**OBJECTIVE:**
Check each line of the listing, and copy it if it contains the word "this".

**WORKING DATA:**
— Start —
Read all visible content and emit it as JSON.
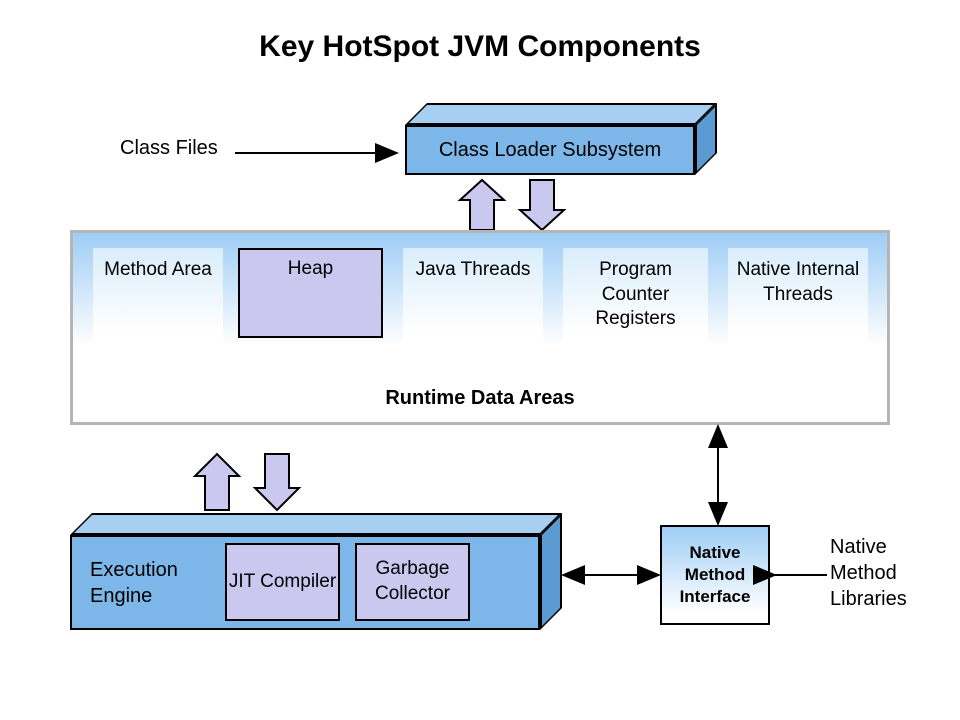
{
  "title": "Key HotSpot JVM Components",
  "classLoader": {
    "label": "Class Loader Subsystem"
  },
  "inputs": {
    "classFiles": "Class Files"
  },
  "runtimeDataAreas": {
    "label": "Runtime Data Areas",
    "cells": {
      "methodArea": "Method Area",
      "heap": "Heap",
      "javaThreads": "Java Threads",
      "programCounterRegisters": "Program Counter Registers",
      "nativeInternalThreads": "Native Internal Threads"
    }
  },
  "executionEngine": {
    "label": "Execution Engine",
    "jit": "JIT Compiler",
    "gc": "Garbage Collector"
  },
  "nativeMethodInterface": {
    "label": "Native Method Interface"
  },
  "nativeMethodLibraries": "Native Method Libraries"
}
— End —
— Start —
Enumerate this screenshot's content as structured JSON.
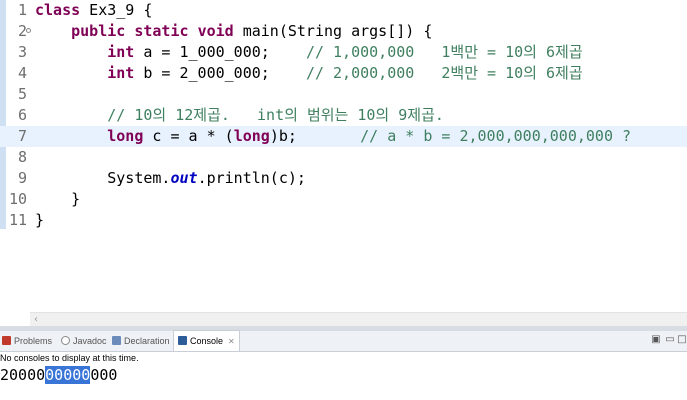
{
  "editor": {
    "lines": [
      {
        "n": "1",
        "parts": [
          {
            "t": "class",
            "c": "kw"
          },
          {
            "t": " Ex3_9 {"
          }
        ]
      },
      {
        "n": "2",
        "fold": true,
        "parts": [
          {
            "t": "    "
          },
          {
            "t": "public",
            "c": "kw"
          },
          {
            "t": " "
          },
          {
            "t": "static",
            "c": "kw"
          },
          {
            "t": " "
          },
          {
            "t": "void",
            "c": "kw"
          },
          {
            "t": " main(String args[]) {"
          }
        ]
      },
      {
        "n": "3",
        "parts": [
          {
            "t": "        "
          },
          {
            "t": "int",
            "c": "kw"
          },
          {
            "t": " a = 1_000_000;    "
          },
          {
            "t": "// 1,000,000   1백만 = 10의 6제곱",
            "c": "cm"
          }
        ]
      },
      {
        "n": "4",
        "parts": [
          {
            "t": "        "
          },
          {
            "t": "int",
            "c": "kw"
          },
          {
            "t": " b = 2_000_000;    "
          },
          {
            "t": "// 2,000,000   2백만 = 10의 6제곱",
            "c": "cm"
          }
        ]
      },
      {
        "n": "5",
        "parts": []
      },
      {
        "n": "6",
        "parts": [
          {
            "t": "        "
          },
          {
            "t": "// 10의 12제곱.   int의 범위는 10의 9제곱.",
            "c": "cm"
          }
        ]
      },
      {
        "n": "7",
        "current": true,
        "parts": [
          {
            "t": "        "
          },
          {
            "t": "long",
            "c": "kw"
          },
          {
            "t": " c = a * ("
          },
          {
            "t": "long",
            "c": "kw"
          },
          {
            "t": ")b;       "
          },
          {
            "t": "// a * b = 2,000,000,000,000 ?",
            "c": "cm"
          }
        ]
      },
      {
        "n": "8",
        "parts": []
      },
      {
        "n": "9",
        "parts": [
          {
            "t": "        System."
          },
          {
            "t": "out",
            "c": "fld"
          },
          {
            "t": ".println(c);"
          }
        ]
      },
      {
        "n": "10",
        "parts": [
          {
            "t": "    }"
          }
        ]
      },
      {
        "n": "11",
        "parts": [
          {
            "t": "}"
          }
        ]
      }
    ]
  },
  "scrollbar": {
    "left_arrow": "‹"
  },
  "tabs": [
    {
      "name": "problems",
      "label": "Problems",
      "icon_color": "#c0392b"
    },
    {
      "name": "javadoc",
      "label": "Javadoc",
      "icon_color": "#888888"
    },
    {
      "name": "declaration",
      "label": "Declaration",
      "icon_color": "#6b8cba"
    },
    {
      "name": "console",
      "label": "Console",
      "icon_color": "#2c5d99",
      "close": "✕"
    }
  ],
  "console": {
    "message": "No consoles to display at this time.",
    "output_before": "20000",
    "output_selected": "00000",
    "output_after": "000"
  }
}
— End —
— Start —
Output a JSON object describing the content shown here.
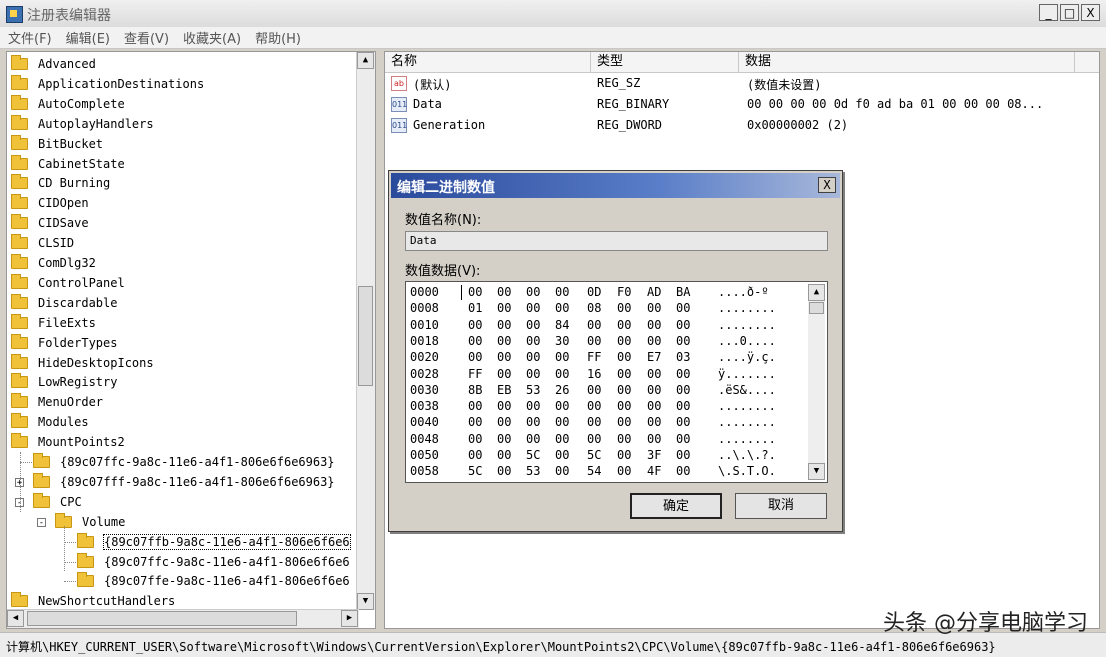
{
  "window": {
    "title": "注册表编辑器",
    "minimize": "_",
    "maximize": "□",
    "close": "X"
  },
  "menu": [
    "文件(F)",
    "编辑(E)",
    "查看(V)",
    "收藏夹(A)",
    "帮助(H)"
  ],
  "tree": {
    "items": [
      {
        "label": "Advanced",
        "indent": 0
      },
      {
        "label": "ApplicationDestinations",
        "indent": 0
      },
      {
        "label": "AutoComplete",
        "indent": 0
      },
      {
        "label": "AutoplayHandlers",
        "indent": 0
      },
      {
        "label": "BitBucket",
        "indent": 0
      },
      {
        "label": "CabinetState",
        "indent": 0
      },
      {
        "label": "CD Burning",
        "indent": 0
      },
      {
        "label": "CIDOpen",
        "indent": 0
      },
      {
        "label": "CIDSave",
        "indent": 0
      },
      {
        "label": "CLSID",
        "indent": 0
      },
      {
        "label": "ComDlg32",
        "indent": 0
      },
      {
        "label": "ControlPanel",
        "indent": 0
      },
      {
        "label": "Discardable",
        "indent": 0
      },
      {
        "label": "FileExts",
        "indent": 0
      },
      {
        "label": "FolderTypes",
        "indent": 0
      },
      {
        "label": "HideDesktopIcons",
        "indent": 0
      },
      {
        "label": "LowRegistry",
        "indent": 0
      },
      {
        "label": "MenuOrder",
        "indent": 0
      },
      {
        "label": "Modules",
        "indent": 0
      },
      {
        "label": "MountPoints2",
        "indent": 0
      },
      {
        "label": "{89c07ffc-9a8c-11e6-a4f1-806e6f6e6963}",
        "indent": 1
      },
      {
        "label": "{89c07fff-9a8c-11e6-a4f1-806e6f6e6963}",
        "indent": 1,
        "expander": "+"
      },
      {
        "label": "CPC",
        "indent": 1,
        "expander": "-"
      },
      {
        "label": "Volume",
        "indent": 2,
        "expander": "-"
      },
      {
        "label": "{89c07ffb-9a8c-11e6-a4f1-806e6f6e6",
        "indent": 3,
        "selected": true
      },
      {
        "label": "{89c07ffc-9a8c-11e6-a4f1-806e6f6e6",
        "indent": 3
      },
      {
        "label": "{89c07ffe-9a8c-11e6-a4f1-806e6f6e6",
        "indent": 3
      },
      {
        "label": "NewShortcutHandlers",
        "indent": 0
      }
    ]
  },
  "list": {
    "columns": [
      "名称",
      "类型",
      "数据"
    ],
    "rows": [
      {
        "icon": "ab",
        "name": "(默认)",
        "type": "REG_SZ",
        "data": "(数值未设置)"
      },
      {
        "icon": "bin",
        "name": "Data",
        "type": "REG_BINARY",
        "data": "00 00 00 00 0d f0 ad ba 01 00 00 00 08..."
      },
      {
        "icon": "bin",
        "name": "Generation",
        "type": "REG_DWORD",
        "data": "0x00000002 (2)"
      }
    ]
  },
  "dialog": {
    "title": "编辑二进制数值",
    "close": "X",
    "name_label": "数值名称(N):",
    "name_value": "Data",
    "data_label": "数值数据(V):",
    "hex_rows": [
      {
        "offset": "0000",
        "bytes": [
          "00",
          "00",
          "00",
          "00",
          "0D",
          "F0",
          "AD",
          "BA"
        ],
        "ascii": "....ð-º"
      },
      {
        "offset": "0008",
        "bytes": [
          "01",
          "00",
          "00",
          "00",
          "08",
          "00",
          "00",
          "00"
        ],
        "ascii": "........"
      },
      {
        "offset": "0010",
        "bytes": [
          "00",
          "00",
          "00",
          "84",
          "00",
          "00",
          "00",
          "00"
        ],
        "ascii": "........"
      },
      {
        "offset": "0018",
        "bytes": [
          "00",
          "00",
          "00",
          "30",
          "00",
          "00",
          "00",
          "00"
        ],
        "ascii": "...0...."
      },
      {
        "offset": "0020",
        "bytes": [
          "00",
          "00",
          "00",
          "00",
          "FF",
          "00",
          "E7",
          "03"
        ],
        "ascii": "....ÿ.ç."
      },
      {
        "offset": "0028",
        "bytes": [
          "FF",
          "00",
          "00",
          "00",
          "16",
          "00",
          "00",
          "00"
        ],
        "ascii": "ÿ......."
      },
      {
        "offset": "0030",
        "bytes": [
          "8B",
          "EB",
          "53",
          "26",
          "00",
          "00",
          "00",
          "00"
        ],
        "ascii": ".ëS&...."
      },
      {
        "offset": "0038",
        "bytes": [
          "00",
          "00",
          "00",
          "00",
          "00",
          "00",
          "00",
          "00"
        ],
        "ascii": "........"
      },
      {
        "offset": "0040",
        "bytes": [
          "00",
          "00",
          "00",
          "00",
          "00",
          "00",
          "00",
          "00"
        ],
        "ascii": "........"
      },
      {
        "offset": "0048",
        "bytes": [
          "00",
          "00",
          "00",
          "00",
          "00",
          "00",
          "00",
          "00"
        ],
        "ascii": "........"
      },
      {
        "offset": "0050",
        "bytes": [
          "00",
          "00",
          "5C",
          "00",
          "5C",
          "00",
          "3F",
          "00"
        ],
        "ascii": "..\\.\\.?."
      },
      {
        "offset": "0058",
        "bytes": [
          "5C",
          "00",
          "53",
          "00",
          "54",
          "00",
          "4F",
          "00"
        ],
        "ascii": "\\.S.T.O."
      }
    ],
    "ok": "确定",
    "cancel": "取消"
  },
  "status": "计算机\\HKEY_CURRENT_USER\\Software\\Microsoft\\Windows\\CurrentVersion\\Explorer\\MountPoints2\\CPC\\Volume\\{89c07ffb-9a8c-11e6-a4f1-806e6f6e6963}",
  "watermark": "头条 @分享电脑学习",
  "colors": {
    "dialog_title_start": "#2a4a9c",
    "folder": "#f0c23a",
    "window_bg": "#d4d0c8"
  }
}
— End —
**RESPONSE TO THE TASK:**
Enumerate this screenshot's content as structured JSON.
    "message": "No consoles to display at this time.",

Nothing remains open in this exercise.